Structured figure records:
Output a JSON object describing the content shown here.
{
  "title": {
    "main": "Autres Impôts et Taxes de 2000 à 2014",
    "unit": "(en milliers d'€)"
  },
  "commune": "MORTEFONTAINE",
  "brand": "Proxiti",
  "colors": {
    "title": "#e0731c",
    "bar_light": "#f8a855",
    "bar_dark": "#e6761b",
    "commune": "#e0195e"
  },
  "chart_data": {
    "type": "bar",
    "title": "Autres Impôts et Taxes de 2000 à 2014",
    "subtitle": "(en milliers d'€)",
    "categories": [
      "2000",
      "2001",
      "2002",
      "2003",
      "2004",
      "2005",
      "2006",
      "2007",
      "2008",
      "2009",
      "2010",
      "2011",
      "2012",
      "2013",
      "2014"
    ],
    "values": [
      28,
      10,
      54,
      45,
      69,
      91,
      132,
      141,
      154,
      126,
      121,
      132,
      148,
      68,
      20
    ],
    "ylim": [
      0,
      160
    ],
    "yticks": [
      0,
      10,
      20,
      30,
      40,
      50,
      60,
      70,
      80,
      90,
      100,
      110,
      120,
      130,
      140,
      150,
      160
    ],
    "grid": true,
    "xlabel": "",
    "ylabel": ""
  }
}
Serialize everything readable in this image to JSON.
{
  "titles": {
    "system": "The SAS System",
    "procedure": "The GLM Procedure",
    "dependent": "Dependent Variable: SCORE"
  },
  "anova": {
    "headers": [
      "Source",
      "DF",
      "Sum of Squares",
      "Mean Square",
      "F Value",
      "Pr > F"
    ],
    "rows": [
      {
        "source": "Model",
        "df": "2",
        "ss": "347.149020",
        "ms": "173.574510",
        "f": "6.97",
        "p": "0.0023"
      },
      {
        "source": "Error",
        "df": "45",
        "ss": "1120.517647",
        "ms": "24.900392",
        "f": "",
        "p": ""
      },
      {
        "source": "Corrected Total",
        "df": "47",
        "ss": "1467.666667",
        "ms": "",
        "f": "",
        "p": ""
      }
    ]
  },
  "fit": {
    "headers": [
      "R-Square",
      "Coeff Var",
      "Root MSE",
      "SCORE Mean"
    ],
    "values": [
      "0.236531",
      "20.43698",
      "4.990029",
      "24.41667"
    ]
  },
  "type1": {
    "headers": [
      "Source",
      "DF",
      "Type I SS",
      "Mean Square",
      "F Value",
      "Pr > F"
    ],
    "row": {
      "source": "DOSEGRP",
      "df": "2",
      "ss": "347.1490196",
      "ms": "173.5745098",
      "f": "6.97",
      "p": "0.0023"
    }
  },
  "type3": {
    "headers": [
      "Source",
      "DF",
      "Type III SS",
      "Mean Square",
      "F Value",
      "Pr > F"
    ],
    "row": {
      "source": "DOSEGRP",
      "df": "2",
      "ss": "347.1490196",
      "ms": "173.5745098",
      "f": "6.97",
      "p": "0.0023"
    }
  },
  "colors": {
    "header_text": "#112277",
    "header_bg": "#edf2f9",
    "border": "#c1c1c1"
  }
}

#### [What is expected]
Count every line of the records that holds "SCORE". State the number, nothing else.

#### [Final answer]
2